## Supplied material
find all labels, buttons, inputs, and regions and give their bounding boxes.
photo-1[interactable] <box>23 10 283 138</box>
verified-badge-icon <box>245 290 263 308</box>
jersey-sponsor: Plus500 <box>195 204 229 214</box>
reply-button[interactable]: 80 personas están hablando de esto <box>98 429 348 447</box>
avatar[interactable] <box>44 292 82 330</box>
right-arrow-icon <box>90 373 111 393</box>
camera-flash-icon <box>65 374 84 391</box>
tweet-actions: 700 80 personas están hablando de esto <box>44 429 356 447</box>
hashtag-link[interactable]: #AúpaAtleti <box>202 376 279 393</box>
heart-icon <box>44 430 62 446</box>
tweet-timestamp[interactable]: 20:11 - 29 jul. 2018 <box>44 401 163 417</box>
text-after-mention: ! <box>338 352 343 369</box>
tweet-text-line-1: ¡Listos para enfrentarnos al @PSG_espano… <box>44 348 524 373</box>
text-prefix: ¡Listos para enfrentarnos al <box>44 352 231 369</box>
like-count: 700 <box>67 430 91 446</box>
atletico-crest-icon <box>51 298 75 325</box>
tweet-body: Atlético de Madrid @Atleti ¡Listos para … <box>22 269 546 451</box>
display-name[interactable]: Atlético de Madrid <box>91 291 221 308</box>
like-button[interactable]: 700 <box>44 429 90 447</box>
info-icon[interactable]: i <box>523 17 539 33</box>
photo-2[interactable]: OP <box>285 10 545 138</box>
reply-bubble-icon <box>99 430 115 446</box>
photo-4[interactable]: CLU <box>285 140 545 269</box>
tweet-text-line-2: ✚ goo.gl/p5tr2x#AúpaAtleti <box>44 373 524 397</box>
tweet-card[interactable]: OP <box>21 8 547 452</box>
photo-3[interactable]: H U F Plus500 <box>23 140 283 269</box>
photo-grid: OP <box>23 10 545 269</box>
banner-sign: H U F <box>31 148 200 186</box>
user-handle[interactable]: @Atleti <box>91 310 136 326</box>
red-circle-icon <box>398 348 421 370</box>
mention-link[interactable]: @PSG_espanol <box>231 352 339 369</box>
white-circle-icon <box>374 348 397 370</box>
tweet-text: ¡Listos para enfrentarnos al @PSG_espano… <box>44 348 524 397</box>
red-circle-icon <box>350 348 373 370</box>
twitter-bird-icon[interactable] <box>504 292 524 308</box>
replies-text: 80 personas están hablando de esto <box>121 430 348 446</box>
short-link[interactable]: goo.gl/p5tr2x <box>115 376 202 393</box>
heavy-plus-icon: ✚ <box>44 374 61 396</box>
* * *
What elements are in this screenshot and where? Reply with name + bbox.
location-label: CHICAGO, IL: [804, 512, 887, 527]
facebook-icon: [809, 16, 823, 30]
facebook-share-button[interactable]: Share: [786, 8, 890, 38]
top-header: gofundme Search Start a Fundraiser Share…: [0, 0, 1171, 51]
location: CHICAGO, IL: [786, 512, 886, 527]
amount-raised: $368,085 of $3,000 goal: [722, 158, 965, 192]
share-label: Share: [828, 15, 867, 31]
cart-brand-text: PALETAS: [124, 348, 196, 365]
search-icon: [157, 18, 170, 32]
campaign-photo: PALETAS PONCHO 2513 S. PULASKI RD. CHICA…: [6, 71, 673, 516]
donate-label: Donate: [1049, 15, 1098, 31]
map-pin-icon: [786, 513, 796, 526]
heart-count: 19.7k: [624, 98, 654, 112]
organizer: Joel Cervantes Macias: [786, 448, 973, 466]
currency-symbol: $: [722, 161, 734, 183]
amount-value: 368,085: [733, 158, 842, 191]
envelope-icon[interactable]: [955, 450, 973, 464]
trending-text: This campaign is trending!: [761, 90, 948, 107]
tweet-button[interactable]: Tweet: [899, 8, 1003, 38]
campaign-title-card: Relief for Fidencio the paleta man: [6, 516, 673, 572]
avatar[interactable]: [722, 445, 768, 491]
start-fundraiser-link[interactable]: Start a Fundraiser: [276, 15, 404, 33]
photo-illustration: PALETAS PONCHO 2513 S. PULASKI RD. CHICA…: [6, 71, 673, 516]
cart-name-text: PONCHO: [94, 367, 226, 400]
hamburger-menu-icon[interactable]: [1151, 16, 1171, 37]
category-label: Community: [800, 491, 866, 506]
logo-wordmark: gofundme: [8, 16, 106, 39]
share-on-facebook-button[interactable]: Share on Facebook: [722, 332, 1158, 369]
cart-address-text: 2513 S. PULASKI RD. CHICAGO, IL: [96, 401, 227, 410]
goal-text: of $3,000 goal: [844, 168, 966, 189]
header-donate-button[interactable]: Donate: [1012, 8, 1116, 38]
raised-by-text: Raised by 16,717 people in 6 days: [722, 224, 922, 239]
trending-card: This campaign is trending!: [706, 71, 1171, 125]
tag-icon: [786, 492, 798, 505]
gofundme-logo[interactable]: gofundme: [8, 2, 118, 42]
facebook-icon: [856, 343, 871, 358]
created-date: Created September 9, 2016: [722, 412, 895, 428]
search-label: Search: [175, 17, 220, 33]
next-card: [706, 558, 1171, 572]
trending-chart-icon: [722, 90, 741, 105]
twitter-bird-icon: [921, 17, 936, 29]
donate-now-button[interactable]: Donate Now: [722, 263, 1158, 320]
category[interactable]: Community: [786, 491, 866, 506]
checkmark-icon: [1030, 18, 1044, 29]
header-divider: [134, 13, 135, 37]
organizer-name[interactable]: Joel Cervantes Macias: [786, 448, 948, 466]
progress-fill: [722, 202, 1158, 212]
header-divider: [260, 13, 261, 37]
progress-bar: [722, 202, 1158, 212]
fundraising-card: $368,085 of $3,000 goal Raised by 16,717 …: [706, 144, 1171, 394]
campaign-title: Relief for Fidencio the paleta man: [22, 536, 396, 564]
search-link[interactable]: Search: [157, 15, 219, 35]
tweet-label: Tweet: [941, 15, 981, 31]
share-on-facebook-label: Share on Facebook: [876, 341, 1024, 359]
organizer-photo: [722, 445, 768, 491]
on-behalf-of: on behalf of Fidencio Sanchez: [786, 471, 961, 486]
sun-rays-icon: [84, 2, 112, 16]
==
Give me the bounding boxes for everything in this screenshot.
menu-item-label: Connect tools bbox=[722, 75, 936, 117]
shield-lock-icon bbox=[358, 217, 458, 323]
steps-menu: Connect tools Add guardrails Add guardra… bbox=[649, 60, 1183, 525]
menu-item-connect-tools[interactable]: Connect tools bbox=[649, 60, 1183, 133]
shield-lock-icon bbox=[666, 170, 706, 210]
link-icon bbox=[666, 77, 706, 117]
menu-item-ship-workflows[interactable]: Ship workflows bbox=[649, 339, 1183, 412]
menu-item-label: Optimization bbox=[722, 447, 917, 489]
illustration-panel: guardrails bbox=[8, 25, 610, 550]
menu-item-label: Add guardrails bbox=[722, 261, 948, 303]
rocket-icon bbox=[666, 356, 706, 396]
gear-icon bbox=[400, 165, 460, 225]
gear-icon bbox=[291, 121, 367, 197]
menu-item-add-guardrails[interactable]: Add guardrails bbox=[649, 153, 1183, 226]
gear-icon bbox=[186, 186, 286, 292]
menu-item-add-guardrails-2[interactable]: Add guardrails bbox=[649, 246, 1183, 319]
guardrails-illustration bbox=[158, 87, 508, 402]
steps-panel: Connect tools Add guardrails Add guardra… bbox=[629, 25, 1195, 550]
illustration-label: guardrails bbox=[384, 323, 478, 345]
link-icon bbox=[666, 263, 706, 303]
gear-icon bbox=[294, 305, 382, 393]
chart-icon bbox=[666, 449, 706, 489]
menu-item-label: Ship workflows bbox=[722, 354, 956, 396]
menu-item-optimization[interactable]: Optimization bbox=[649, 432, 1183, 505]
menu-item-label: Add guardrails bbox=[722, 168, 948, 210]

## Requirement
Rewrite the data from the line containing "find all labels, buttons, inputs, and" through the line containing "replies-text: 80 personas", putting "red-dot-icon" in place of "red-circle-icon" and leaving everything else the same.

## Solution to the exercise
find all labels, buttons, inputs, and regions and give their bounding boxes.
photo-1[interactable] <box>23 10 283 138</box>
verified-badge-icon <box>245 290 263 308</box>
jersey-sponsor: Plus500 <box>195 204 229 214</box>
reply-button[interactable]: 80 personas están hablando de esto <box>98 429 348 447</box>
avatar[interactable] <box>44 292 82 330</box>
right-arrow-icon <box>90 373 111 393</box>
camera-flash-icon <box>65 374 84 391</box>
tweet-actions: 700 80 personas están hablando de esto <box>44 429 356 447</box>
hashtag-link[interactable]: #AúpaAtleti <box>202 376 279 393</box>
heart-icon <box>44 430 62 446</box>
tweet-timestamp[interactable]: 20:11 - 29 jul. 2018 <box>44 401 163 417</box>
text-after-mention: ! <box>338 352 343 369</box>
tweet-text-line-1: ¡Listos para enfrentarnos al @PSG_espano… <box>44 348 524 373</box>
text-prefix: ¡Listos para enfrentarnos al <box>44 352 231 369</box>
like-count: 700 <box>67 430 91 446</box>
atletico-crest-icon <box>51 298 75 325</box>
tweet-body: Atlético de Madrid @Atleti ¡Listos para … <box>22 269 546 451</box>
display-name[interactable]: Atlético de Madrid <box>91 291 221 308</box>
like-button[interactable]: 700 <box>44 429 90 447</box>
info-icon[interactable]: i <box>523 17 539 33</box>
photo-2[interactable]: OP <box>285 10 545 138</box>
reply-bubble-icon <box>99 430 115 446</box>
photo-4[interactable]: CLU <box>285 140 545 269</box>
tweet-text-line-2: ✚ goo.gl/p5tr2x#AúpaAtleti <box>44 373 524 397</box>
tweet-card[interactable]: OP <box>21 8 547 452</box>
photo-3[interactable]: H U F Plus500 <box>23 140 283 269</box>
photo-grid: OP <box>23 10 545 269</box>
banner-sign: H U F <box>31 148 200 186</box>
user-handle[interactable]: @Atleti <box>91 310 136 326</box>
red-dot-icon <box>398 348 421 370</box>
mention-link[interactable]: @PSG_espanol <box>231 352 339 369</box>
white-circle-icon <box>374 348 397 370</box>
tweet-text: ¡Listos para enfrentarnos al @PSG_espano… <box>44 348 524 397</box>
red-dot-icon <box>350 348 373 370</box>
twitter-bird-icon[interactable] <box>504 292 524 308</box>
replies-text: 80 personas están hablando de esto <box>121 430 348 446</box>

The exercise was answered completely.